● Challenge: Do not include the pictures; repeat the rest of the data exactly.

● Records for the task:
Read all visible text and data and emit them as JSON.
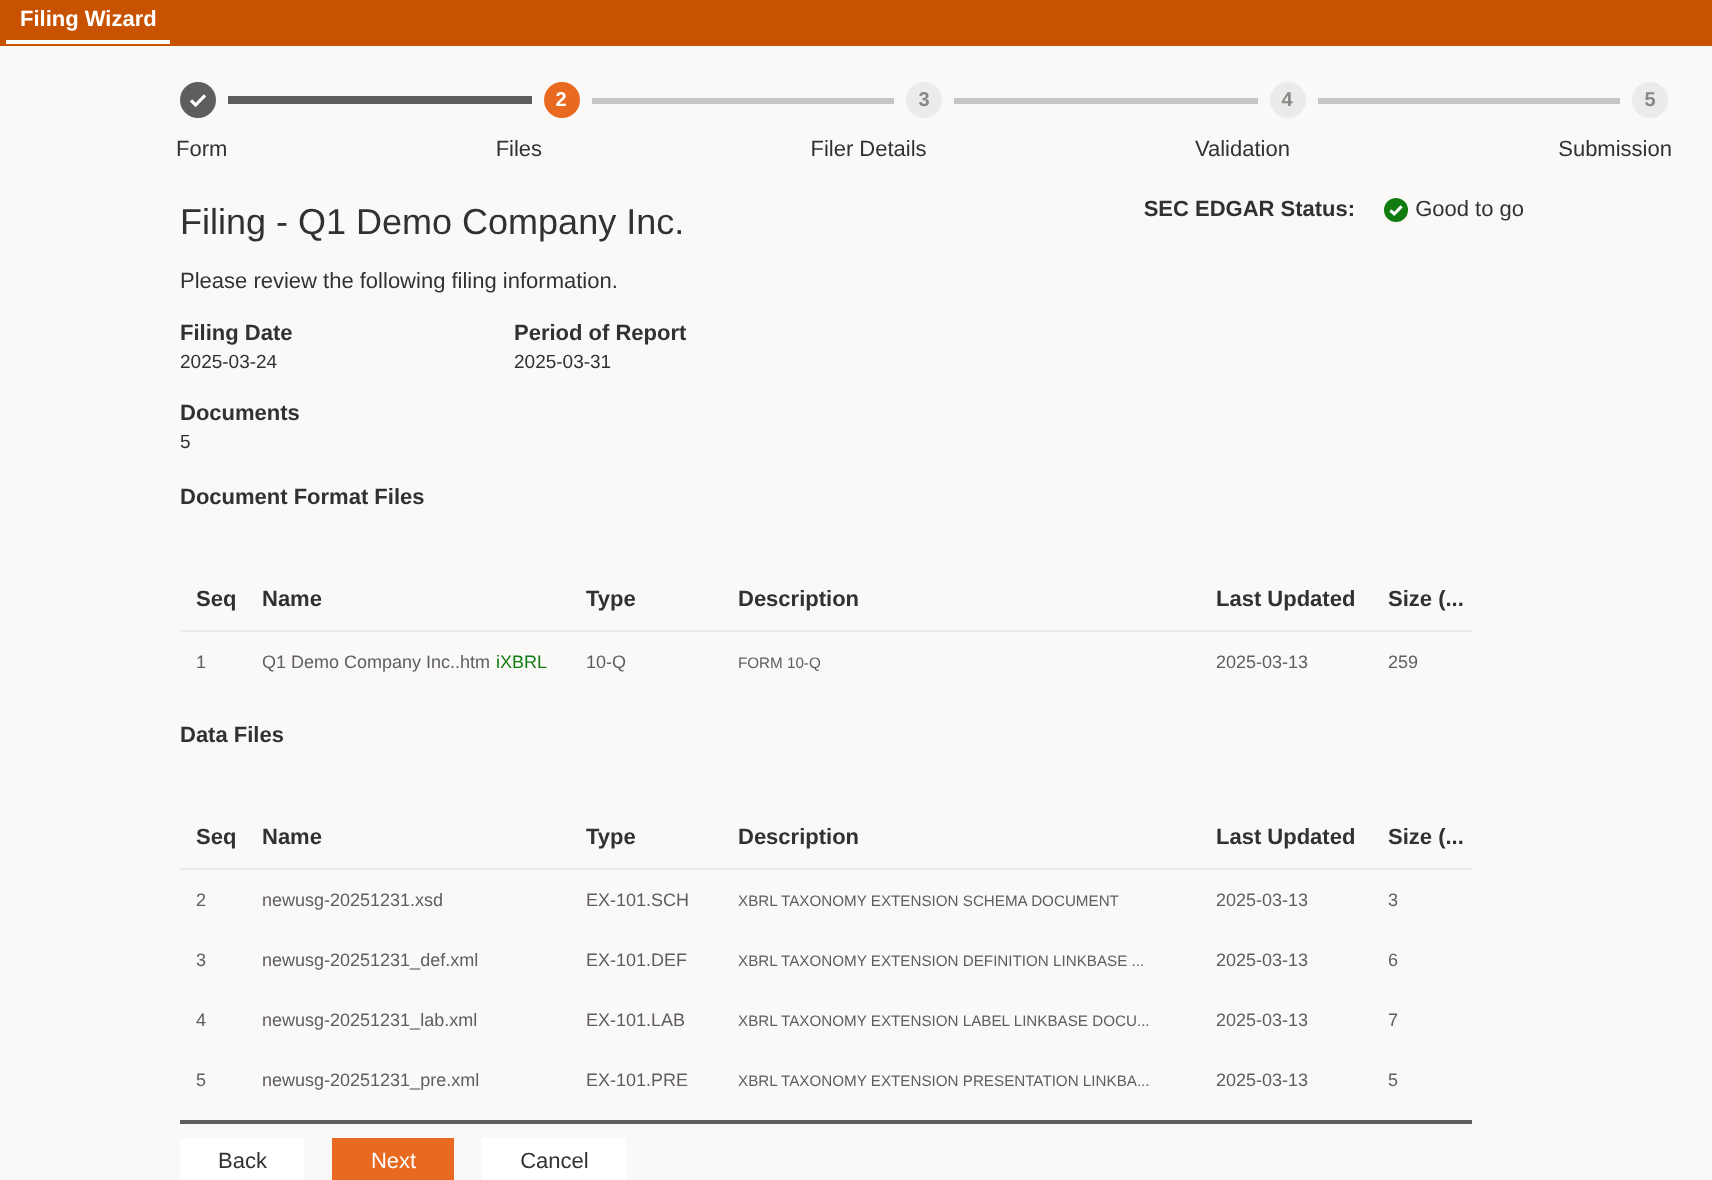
{
  "header": {
    "tab": {
      "label": "Filing Wizard",
      "selected": true
    }
  },
  "steps": [
    {
      "label": "Form",
      "kind": "done"
    },
    {
      "label": "Files",
      "number": "2",
      "kind": "current"
    },
    {
      "label": "Filer Details",
      "number": "3",
      "kind": "pending"
    },
    {
      "label": "Validation",
      "number": "4",
      "kind": "pending"
    },
    {
      "label": "Submission",
      "number": "5",
      "kind": "pending"
    }
  ],
  "title": "Filing - Q1 Demo Company Inc.",
  "edgar_status": {
    "label": "SEC EDGAR Status:",
    "value": "Good to go",
    "ok": true
  },
  "intro": "Please review the following filing information.",
  "fields": [
    {
      "label": "Filing Date",
      "value": "2025-03-24"
    },
    {
      "label": "Period of Report",
      "value": "2025-03-31"
    },
    {
      "label": "Documents",
      "value": "5"
    }
  ],
  "tables": [
    {
      "heading": "Document Format Files",
      "columns": [
        "Seq",
        "Name",
        "Type",
        "Description",
        "Last Updated",
        "Size (..."
      ],
      "rows": [
        {
          "seq": "1",
          "name": "Q1 Demo Company Inc..htm",
          "tag": "iXBRL",
          "type": "10-Q",
          "description": "FORM 10-Q",
          "updated": "2025-03-13",
          "size": "259"
        }
      ]
    },
    {
      "heading": "Data Files",
      "columns": [
        "Seq",
        "Name",
        "Type",
        "Description",
        "Last Updated",
        "Size (..."
      ],
      "rows": [
        {
          "seq": "2",
          "name": "newusg-20251231.xsd",
          "type": "EX-101.SCH",
          "description": "XBRL TAXONOMY EXTENSION SCHEMA DOCUMENT",
          "updated": "2025-03-13",
          "size": "3"
        },
        {
          "seq": "3",
          "name": "newusg-20251231_def.xml",
          "type": "EX-101.DEF",
          "description": "XBRL TAXONOMY EXTENSION DEFINITION LINKBASE ...",
          "updated": "2025-03-13",
          "size": "6"
        },
        {
          "seq": "4",
          "name": "newusg-20251231_lab.xml",
          "type": "EX-101.LAB",
          "description": "XBRL TAXONOMY EXTENSION LABEL LINKBASE DOCU...",
          "updated": "2025-03-13",
          "size": "7"
        },
        {
          "seq": "5",
          "name": "newusg-20251231_pre.xml",
          "type": "EX-101.PRE",
          "description": "XBRL TAXONOMY EXTENSION PRESENTATION LINKBA...",
          "updated": "2025-03-13",
          "size": "5"
        }
      ]
    }
  ],
  "buttons": [
    {
      "label": "Back",
      "kind": "secondary"
    },
    {
      "label": "Next",
      "kind": "primary"
    },
    {
      "label": "Cancel",
      "kind": "secondary"
    }
  ]
}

● Reply to the exercise:
Read all visible text and data and emit them as JSON.
{
  "header": {
    "tab": {
      "label": "Filing Wizard",
      "selected": true
    }
  },
  "steps": [
    {
      "label": "Form",
      "kind": "done"
    },
    {
      "label": "Files",
      "number": "2",
      "kind": "current"
    },
    {
      "label": "Filer Details",
      "number": "3",
      "kind": "pending"
    },
    {
      "label": "Validation",
      "number": "4",
      "kind": "pending"
    },
    {
      "label": "Submission",
      "number": "5",
      "kind": "pending"
    }
  ],
  "title": "Filing - Q1 Demo Company Inc.",
  "edgar_status": {
    "label": "SEC EDGAR Status:",
    "value": "Good to go",
    "ok": true
  },
  "intro": "Please review the following filing information.",
  "fields": [
    {
      "label": "Filing Date",
      "value": "2025-03-24"
    },
    {
      "label": "Period of Report",
      "value": "2025-03-31"
    },
    {
      "label": "Documents",
      "value": "5"
    }
  ],
  "tables": [
    {
      "heading": "Document Format Files",
      "columns": [
        "Seq",
        "Name",
        "Type",
        "Description",
        "Last Updated",
        "Size (..."
      ],
      "rows": [
        {
          "seq": "1",
          "name": "Q1 Demo Company Inc..htm",
          "tag": "iXBRL",
          "type": "10-Q",
          "description": "FORM 10-Q",
          "updated": "2025-03-13",
          "size": "259"
        }
      ]
    },
    {
      "heading": "Data Files",
      "columns": [
        "Seq",
        "Name",
        "Type",
        "Description",
        "Last Updated",
        "Size (..."
      ],
      "rows": [
        {
          "seq": "2",
          "name": "newusg-20251231.xsd",
          "type": "EX-101.SCH",
          "description": "XBRL TAXONOMY EXTENSION SCHEMA DOCUMENT",
          "updated": "2025-03-13",
          "size": "3"
        },
        {
          "seq": "3",
          "name": "newusg-20251231_def.xml",
          "type": "EX-101.DEF",
          "description": "XBRL TAXONOMY EXTENSION DEFINITION LINKBASE ...",
          "updated": "2025-03-13",
          "size": "6"
        },
        {
          "seq": "4",
          "name": "newusg-20251231_lab.xml",
          "type": "EX-101.LAB",
          "description": "XBRL TAXONOMY EXTENSION LABEL LINKBASE DOCU...",
          "updated": "2025-03-13",
          "size": "7"
        },
        {
          "seq": "5",
          "name": "newusg-20251231_pre.xml",
          "type": "EX-101.PRE",
          "description": "XBRL TAXONOMY EXTENSION PRESENTATION LINKBA...",
          "updated": "2025-03-13",
          "size": "5"
        }
      ]
    }
  ],
  "buttons": [
    {
      "label": "Back",
      "kind": "secondary"
    },
    {
      "label": "Next",
      "kind": "primary"
    },
    {
      "label": "Cancel",
      "kind": "secondary"
    }
  ]
}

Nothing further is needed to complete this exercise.